***** Extracted records *****

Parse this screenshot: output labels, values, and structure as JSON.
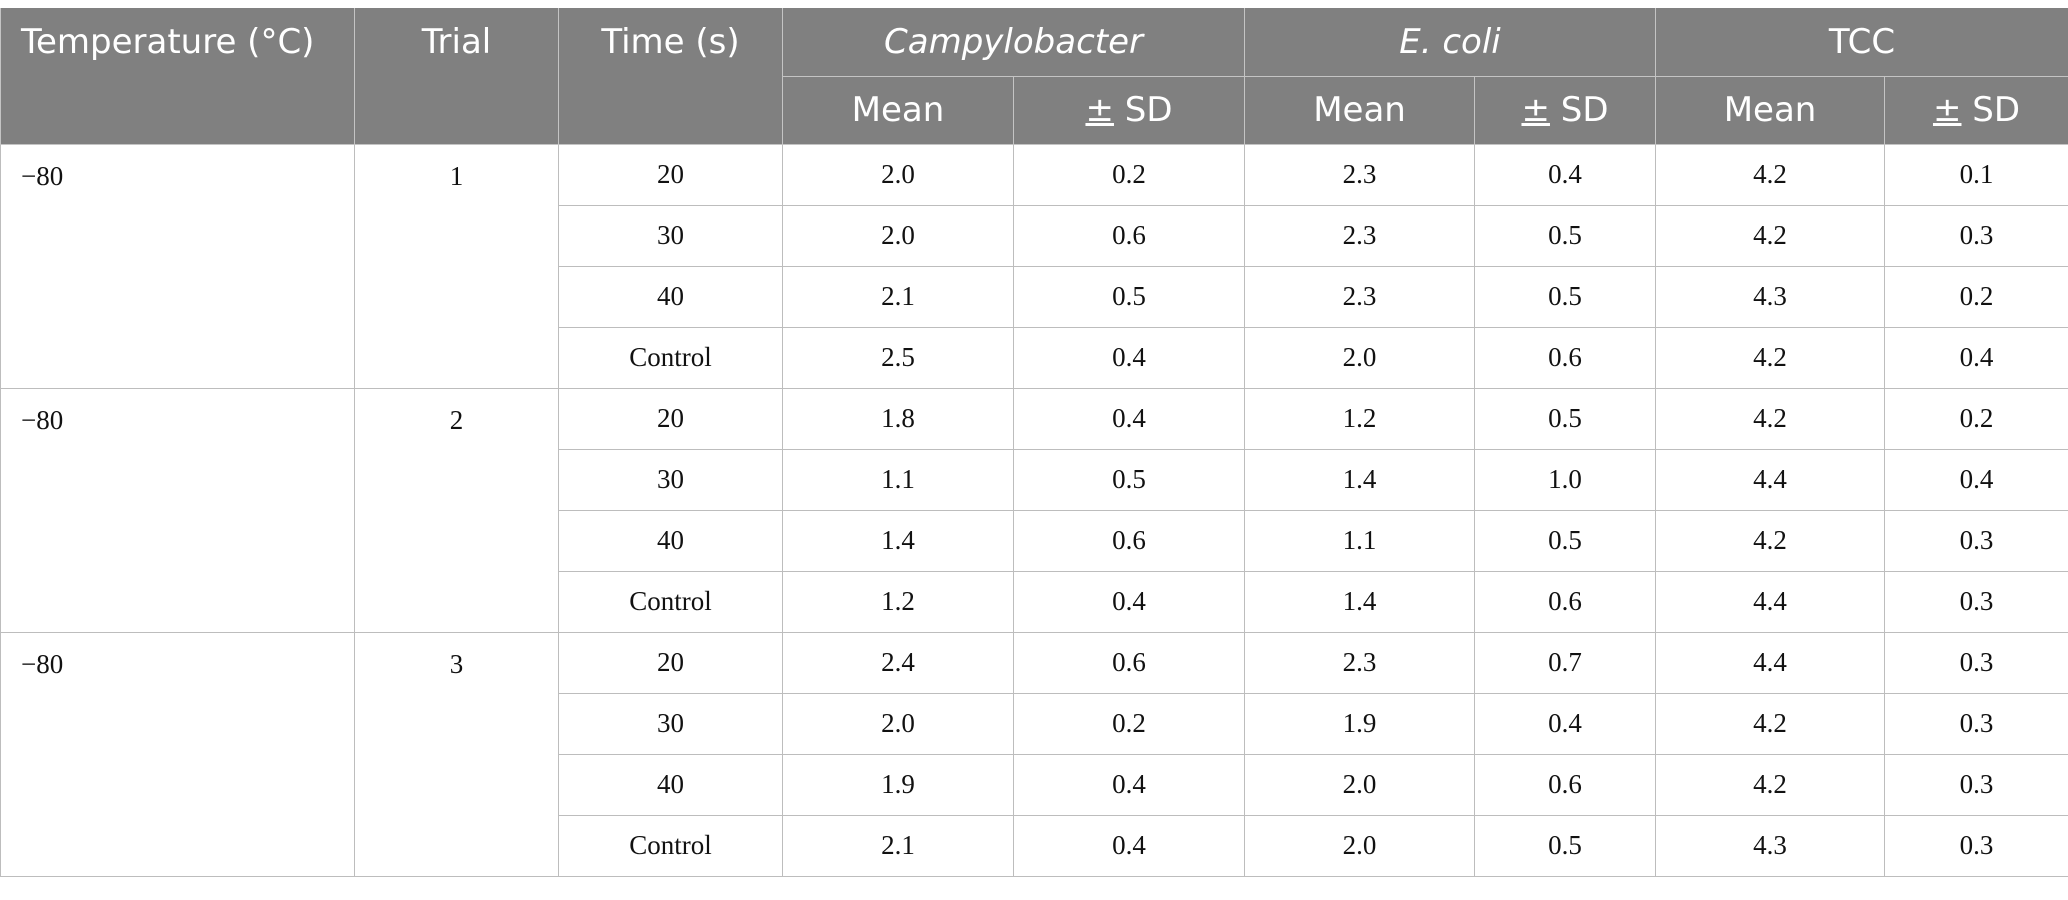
{
  "header": {
    "temperature": "Temperature (°C)",
    "trial": "Trial",
    "time": "Time (s)",
    "campylobacter": "Campylobacter",
    "ecoli": "E. coli",
    "tcc": "TCC",
    "mean": "Mean",
    "pm_symbol": "±",
    "sd": " SD"
  },
  "groups": [
    {
      "temperature": "−80",
      "trial": "1",
      "rows": [
        {
          "time": "20",
          "campy_mean": "2.0",
          "campy_sd": "0.2",
          "ecoli_mean": "2.3",
          "ecoli_sd": "0.4",
          "tcc_mean": "4.2",
          "tcc_sd": "0.1"
        },
        {
          "time": "30",
          "campy_mean": "2.0",
          "campy_sd": "0.6",
          "ecoli_mean": "2.3",
          "ecoli_sd": "0.5",
          "tcc_mean": "4.2",
          "tcc_sd": "0.3"
        },
        {
          "time": "40",
          "campy_mean": "2.1",
          "campy_sd": "0.5",
          "ecoli_mean": "2.3",
          "ecoli_sd": "0.5",
          "tcc_mean": "4.3",
          "tcc_sd": "0.2"
        },
        {
          "time": "Control",
          "campy_mean": "2.5",
          "campy_sd": "0.4",
          "ecoli_mean": "2.0",
          "ecoli_sd": "0.6",
          "tcc_mean": "4.2",
          "tcc_sd": "0.4"
        }
      ]
    },
    {
      "temperature": "−80",
      "trial": "2",
      "rows": [
        {
          "time": "20",
          "campy_mean": "1.8",
          "campy_sd": "0.4",
          "ecoli_mean": "1.2",
          "ecoli_sd": "0.5",
          "tcc_mean": "4.2",
          "tcc_sd": "0.2"
        },
        {
          "time": "30",
          "campy_mean": "1.1",
          "campy_sd": "0.5",
          "ecoli_mean": "1.4",
          "ecoli_sd": "1.0",
          "tcc_mean": "4.4",
          "tcc_sd": "0.4"
        },
        {
          "time": "40",
          "campy_mean": "1.4",
          "campy_sd": "0.6",
          "ecoli_mean": "1.1",
          "ecoli_sd": "0.5",
          "tcc_mean": "4.2",
          "tcc_sd": "0.3"
        },
        {
          "time": "Control",
          "campy_mean": "1.2",
          "campy_sd": "0.4",
          "ecoli_mean": "1.4",
          "ecoli_sd": "0.6",
          "tcc_mean": "4.4",
          "tcc_sd": "0.3"
        }
      ]
    },
    {
      "temperature": "−80",
      "trial": "3",
      "rows": [
        {
          "time": "20",
          "campy_mean": "2.4",
          "campy_sd": "0.6",
          "ecoli_mean": "2.3",
          "ecoli_sd": "0.7",
          "tcc_mean": "4.4",
          "tcc_sd": "0.3"
        },
        {
          "time": "30",
          "campy_mean": "2.0",
          "campy_sd": "0.2",
          "ecoli_mean": "1.9",
          "ecoli_sd": "0.4",
          "tcc_mean": "4.2",
          "tcc_sd": "0.3"
        },
        {
          "time": "40",
          "campy_mean": "1.9",
          "campy_sd": "0.4",
          "ecoli_mean": "2.0",
          "ecoli_sd": "0.6",
          "tcc_mean": "4.2",
          "tcc_sd": "0.3"
        },
        {
          "time": "Control",
          "campy_mean": "2.1",
          "campy_sd": "0.4",
          "ecoli_mean": "2.0",
          "ecoli_sd": "0.5",
          "tcc_mean": "4.3",
          "tcc_sd": "0.3"
        }
      ]
    }
  ]
}
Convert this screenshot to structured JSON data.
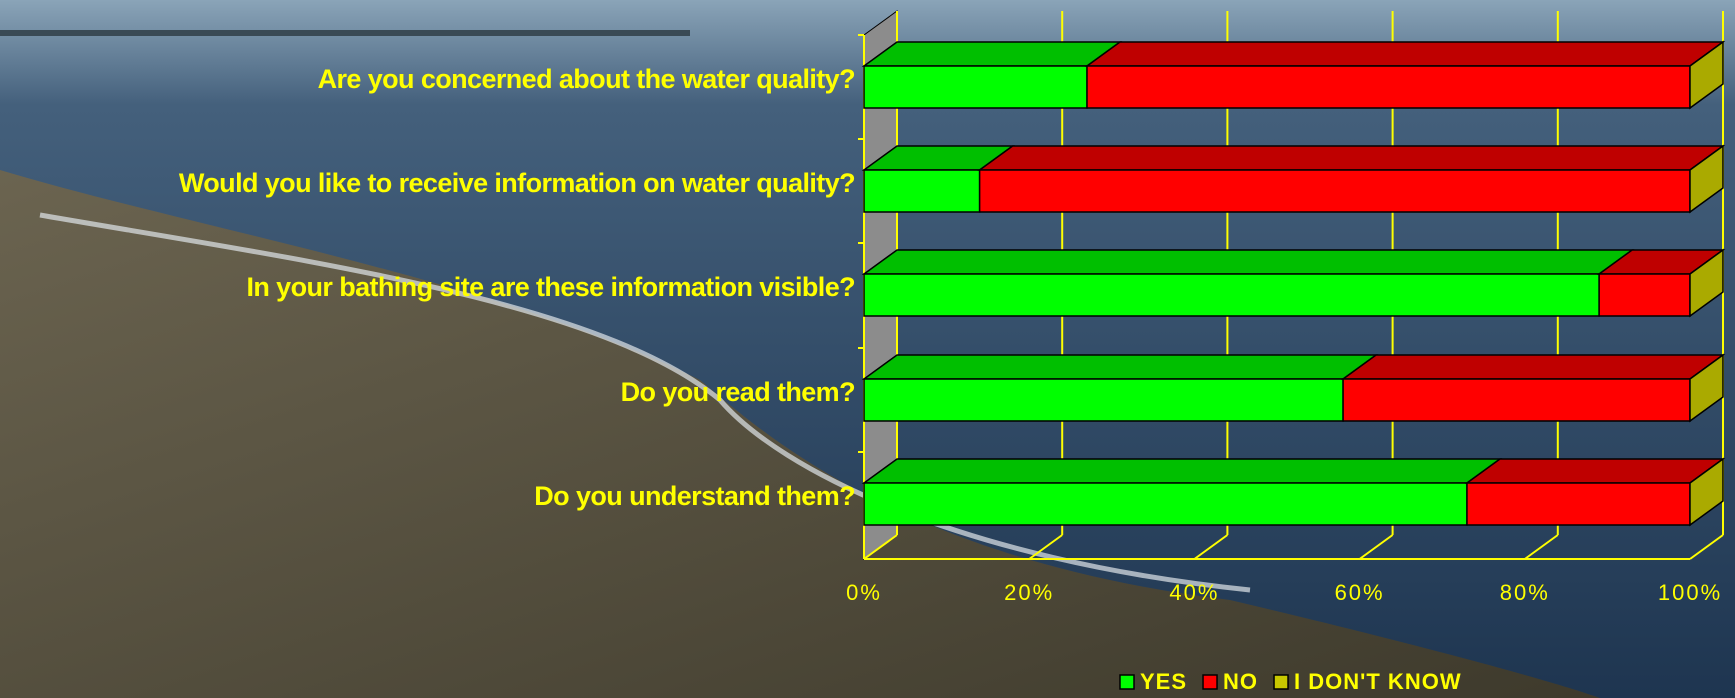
{
  "chart_data": {
    "type": "stacked_bar_3d",
    "categories": [
      "Are you concerned about the water quality?",
      "Would you like to receive information on water quality?",
      "In your bathing site are these information visible?",
      "Do you read  them?",
      "Do you understand them?"
    ],
    "series": [
      {
        "name": "YES",
        "color": "#00ff00",
        "values": [
          27,
          14,
          89,
          58,
          73
        ]
      },
      {
        "name": "NO",
        "color": "#ff0000",
        "values": [
          73,
          86,
          11,
          42,
          27
        ]
      },
      {
        "name": "I DON'T KNOW",
        "color": "#c8c800",
        "values": [
          0,
          0,
          0,
          0,
          0
        ]
      }
    ],
    "xlim": [
      0,
      100
    ],
    "xticks": [
      {
        "value": 0,
        "label": "0%"
      },
      {
        "value": 20,
        "label": "20%"
      },
      {
        "value": 40,
        "label": "40%"
      },
      {
        "value": 60,
        "label": "60%"
      },
      {
        "value": 80,
        "label": "80%"
      },
      {
        "value": 100,
        "label": "100%"
      }
    ],
    "grid": true,
    "legend": "bottom"
  }
}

*****

(Aim): Omit every picture while copying the listing above exactly.

(Finished answer):
Parse this screenshot: output labels, values, and structure as JSON.
{
  "header": {
    "temperature": "Temperature (°C)",
    "trial": "Trial",
    "time": "Time (s)",
    "campylobacter": "Campylobacter",
    "ecoli": "E. coli",
    "tcc": "TCC",
    "mean": "Mean",
    "pm_symbol": "±",
    "sd": " SD"
  },
  "groups": [
    {
      "temperature": "−80",
      "trial": "1",
      "rows": [
        {
          "time": "20",
          "campy_mean": "2.0",
          "campy_sd": "0.2",
          "ecoli_mean": "2.3",
          "ecoli_sd": "0.4",
          "tcc_mean": "4.2",
          "tcc_sd": "0.1"
        },
        {
          "time": "30",
          "campy_mean": "2.0",
          "campy_sd": "0.6",
          "ecoli_mean": "2.3",
          "ecoli_sd": "0.5",
          "tcc_mean": "4.2",
          "tcc_sd": "0.3"
        },
        {
          "time": "40",
          "campy_mean": "2.1",
          "campy_sd": "0.5",
          "ecoli_mean": "2.3",
          "ecoli_sd": "0.5",
          "tcc_mean": "4.3",
          "tcc_sd": "0.2"
        },
        {
          "time": "Control",
          "campy_mean": "2.5",
          "campy_sd": "0.4",
          "ecoli_mean": "2.0",
          "ecoli_sd": "0.6",
          "tcc_mean": "4.2",
          "tcc_sd": "0.4"
        }
      ]
    },
    {
      "temperature": "−80",
      "trial": "2",
      "rows": [
        {
          "time": "20",
          "campy_mean": "1.8",
          "campy_sd": "0.4",
          "ecoli_mean": "1.2",
          "ecoli_sd": "0.5",
          "tcc_mean": "4.2",
          "tcc_sd": "0.2"
        },
        {
          "time": "30",
          "campy_mean": "1.1",
          "campy_sd": "0.5",
          "ecoli_mean": "1.4",
          "ecoli_sd": "1.0",
          "tcc_mean": "4.4",
          "tcc_sd": "0.4"
        },
        {
          "time": "40",
          "campy_mean": "1.4",
          "campy_sd": "0.6",
          "ecoli_mean": "1.1",
          "ecoli_sd": "0.5",
          "tcc_mean": "4.2",
          "tcc_sd": "0.3"
        },
        {
          "time": "Control",
          "campy_mean": "1.2",
          "campy_sd": "0.4",
          "ecoli_mean": "1.4",
          "ecoli_sd": "0.6",
          "tcc_mean": "4.4",
          "tcc_sd": "0.3"
        }
      ]
    },
    {
      "temperature": "−80",
      "trial": "3",
      "rows": [
        {
          "time": "20",
          "campy_mean": "2.4",
          "campy_sd": "0.6",
          "ecoli_mean": "2.3",
          "ecoli_sd": "0.7",
          "tcc_mean": "4.4",
          "tcc_sd": "0.3"
        },
        {
          "time": "30",
          "campy_mean": "2.0",
          "campy_sd": "0.2",
          "ecoli_mean": "1.9",
          "ecoli_sd": "0.4",
          "tcc_mean": "4.2",
          "tcc_sd": "0.3"
        },
        {
          "time": "40",
          "campy_mean": "1.9",
          "campy_sd": "0.4",
          "ecoli_mean": "2.0",
          "ecoli_sd": "0.6",
          "tcc_mean": "4.2",
          "tcc_sd": "0.3"
        },
        {
          "time": "Control",
          "campy_mean": "2.1",
          "campy_sd": "0.4",
          "ecoli_mean": "2.0",
          "ecoli_sd": "0.5",
          "tcc_mean": "4.3",
          "tcc_sd": "0.3"
        }
      ]
    }
  ]
}
Convert this screenshot to structured JSON data.
{
  "chart_data": {
    "type": "stacked_bar_3d",
    "categories": [
      "Are you concerned about the water quality?",
      "Would you like to receive information on water quality?",
      "In your bathing site are these information visible?",
      "Do you read  them?",
      "Do you understand them?"
    ],
    "series": [
      {
        "name": "YES",
        "color": "#00ff00",
        "values": [
          27,
          14,
          89,
          58,
          73
        ]
      },
      {
        "name": "NO",
        "color": "#ff0000",
        "values": [
          73,
          86,
          11,
          42,
          27
        ]
      },
      {
        "name": "I DON'T KNOW",
        "color": "#c8c800",
        "values": [
          0,
          0,
          0,
          0,
          0
        ]
      }
    ],
    "xlim": [
      0,
      100
    ],
    "xticks": [
      {
        "value": 0,
        "label": "0%"
      },
      {
        "value": 20,
        "label": "20%"
      },
      {
        "value": 40,
        "label": "40%"
      },
      {
        "value": 60,
        "label": "60%"
      },
      {
        "value": 80,
        "label": "80%"
      },
      {
        "value": 100,
        "label": "100%"
      }
    ],
    "grid": true,
    "legend": "bottom"
  }
}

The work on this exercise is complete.